**WORK ORDER:**
The answer is one number: how many lines in the data below hold "might".

++++++++++++++++++++

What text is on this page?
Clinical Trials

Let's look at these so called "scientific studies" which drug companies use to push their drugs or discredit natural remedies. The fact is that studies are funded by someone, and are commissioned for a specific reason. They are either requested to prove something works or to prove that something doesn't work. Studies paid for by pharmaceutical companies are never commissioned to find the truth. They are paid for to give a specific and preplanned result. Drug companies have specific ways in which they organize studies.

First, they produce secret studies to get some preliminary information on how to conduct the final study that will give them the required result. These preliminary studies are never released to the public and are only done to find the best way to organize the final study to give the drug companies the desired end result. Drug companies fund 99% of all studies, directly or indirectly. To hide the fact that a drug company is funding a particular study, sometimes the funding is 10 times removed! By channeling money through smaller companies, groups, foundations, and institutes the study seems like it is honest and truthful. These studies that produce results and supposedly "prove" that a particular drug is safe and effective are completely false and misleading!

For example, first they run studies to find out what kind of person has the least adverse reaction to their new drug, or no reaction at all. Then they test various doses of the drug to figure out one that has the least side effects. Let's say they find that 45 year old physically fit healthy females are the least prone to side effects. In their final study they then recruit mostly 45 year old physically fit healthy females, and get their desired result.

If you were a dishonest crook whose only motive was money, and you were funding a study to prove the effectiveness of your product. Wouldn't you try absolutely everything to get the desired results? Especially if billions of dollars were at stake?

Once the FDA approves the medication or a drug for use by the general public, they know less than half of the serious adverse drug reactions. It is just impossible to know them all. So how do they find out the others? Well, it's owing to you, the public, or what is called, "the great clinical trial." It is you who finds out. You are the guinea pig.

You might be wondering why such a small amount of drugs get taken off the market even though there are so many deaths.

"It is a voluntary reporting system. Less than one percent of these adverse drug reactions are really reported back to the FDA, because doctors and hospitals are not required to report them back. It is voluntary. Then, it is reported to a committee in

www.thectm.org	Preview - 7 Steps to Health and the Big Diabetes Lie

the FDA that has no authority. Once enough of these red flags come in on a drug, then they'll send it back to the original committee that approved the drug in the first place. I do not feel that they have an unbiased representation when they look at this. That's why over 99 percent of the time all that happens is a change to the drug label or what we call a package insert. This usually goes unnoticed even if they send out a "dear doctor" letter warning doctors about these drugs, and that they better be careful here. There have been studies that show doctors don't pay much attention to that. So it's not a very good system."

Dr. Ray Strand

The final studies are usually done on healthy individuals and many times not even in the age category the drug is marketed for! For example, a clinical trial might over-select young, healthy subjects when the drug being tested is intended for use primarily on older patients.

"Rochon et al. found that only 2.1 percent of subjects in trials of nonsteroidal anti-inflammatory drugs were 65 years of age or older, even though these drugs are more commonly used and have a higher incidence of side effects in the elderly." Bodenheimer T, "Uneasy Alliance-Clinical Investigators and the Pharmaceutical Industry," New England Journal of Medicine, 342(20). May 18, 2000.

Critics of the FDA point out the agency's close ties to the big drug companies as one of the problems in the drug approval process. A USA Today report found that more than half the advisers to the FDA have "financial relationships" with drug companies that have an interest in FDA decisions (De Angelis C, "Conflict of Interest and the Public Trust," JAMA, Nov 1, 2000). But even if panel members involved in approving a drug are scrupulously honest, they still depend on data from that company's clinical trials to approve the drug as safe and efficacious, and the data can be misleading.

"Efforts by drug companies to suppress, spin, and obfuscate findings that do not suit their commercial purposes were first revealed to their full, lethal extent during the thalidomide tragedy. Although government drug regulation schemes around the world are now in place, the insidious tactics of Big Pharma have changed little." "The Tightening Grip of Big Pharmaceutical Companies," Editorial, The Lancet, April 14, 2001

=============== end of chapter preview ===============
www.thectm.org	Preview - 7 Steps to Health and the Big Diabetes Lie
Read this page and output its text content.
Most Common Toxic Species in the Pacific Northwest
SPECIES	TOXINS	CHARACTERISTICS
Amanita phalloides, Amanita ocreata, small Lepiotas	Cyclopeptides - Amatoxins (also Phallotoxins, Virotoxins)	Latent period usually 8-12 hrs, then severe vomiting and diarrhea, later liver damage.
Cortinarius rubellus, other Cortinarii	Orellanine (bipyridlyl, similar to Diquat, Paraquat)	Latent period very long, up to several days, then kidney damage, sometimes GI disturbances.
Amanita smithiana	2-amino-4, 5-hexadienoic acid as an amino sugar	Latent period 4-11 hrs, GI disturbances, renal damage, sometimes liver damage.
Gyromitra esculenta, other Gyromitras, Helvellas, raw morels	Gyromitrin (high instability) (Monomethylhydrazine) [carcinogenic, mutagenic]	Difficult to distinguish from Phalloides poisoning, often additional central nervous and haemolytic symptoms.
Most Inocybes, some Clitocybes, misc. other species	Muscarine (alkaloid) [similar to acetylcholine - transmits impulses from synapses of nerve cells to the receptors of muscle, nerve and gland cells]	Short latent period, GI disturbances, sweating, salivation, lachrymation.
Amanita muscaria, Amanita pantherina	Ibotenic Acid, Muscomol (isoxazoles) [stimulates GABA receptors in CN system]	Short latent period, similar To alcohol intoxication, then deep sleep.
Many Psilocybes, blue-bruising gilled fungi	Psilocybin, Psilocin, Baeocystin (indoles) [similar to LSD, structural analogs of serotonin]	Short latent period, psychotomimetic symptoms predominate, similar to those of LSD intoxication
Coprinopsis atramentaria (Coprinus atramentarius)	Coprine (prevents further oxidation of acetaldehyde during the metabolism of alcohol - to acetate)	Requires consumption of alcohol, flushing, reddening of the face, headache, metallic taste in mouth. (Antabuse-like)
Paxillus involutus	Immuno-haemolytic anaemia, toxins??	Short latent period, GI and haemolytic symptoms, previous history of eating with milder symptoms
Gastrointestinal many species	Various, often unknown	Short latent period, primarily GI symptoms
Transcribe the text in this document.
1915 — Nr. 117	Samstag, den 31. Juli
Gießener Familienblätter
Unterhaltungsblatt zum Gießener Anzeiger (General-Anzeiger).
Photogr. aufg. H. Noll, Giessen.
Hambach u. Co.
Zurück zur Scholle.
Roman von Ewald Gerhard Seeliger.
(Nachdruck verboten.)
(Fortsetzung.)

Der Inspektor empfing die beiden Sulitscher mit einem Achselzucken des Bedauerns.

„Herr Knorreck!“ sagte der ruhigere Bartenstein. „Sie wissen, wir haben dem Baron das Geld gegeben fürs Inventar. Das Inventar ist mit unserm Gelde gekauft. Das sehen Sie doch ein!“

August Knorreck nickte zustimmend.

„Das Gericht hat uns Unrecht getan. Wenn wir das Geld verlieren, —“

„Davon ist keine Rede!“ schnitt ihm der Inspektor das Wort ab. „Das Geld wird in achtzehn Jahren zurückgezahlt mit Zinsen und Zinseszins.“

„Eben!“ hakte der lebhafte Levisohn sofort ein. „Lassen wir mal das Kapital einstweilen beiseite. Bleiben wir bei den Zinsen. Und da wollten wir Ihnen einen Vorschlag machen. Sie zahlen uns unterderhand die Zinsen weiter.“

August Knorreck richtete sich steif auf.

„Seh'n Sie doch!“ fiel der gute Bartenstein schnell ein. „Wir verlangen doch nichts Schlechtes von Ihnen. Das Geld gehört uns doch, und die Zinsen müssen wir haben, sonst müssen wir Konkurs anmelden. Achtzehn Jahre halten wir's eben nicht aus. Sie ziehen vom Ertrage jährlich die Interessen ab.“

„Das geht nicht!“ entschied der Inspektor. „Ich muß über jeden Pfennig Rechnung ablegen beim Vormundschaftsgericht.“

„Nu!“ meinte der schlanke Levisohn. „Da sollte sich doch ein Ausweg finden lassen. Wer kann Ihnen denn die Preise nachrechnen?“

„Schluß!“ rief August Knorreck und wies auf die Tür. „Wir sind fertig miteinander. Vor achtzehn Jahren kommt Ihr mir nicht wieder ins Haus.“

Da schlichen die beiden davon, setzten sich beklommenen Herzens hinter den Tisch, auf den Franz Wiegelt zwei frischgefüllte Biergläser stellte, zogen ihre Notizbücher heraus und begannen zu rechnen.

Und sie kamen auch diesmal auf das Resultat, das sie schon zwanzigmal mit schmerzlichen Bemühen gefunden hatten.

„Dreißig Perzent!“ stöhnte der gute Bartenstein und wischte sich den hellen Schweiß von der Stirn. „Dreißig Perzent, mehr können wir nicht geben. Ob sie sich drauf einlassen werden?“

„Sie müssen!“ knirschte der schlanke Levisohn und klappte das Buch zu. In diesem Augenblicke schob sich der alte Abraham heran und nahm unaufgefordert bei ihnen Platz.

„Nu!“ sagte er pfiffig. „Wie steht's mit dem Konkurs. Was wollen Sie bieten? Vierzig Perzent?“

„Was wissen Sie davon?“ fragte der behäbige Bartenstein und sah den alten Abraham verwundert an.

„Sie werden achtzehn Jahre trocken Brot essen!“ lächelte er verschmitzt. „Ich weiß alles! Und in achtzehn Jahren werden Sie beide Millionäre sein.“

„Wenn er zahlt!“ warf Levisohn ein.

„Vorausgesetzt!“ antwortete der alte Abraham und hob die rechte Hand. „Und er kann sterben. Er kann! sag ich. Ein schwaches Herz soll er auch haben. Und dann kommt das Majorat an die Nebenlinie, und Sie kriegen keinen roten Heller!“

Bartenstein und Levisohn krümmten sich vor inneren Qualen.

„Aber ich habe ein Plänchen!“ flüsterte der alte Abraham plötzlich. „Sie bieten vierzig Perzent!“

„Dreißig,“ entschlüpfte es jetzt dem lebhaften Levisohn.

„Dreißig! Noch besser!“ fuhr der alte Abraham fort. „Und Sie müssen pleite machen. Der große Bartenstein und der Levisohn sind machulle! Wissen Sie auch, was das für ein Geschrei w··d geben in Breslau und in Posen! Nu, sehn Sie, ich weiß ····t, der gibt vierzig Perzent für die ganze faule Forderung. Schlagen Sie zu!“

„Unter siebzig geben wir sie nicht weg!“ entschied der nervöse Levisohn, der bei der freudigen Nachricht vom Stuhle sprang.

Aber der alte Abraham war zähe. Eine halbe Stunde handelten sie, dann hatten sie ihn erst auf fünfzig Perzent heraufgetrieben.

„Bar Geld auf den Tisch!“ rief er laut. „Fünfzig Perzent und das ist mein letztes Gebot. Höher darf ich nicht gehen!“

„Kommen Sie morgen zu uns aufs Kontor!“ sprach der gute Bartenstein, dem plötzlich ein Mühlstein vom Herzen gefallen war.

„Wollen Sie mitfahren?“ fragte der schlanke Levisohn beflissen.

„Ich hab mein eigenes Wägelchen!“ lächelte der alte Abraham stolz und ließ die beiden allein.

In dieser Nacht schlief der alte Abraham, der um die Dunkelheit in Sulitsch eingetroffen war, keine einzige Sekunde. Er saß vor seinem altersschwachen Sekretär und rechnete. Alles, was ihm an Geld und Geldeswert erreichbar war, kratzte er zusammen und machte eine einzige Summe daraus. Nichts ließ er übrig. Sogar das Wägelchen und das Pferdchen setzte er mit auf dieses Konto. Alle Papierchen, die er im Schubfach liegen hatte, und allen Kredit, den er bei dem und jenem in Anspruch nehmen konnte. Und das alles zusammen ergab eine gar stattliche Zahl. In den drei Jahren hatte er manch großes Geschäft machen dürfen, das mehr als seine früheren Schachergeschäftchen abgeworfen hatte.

++++++++++++++++++++

**SOLUTION TO THE EXERCISE:**
2